(RECORDS FOR THE EXERCISE Opens)

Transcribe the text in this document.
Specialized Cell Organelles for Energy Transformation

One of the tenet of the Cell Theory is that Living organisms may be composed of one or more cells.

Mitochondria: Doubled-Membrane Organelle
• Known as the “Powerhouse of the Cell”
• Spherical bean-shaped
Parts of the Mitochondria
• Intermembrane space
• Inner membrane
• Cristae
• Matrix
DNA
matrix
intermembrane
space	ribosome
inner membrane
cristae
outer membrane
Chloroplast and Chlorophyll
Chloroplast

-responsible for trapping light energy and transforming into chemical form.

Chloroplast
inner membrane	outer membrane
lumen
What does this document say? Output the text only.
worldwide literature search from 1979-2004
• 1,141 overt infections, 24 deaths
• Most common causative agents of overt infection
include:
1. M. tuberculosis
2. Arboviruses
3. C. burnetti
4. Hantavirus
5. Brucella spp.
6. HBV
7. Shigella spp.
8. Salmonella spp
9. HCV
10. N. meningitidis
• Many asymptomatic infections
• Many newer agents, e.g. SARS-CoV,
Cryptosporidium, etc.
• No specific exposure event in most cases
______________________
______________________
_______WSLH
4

(RECORDS FOR THE EXERCISE Closes)

● **WORK ORDER**:
The result is a copy of every line above where the word "this" shows up.

● **RESPONSE BOX**:
Transcribe the text in this document.
What does this document say? Output the text only.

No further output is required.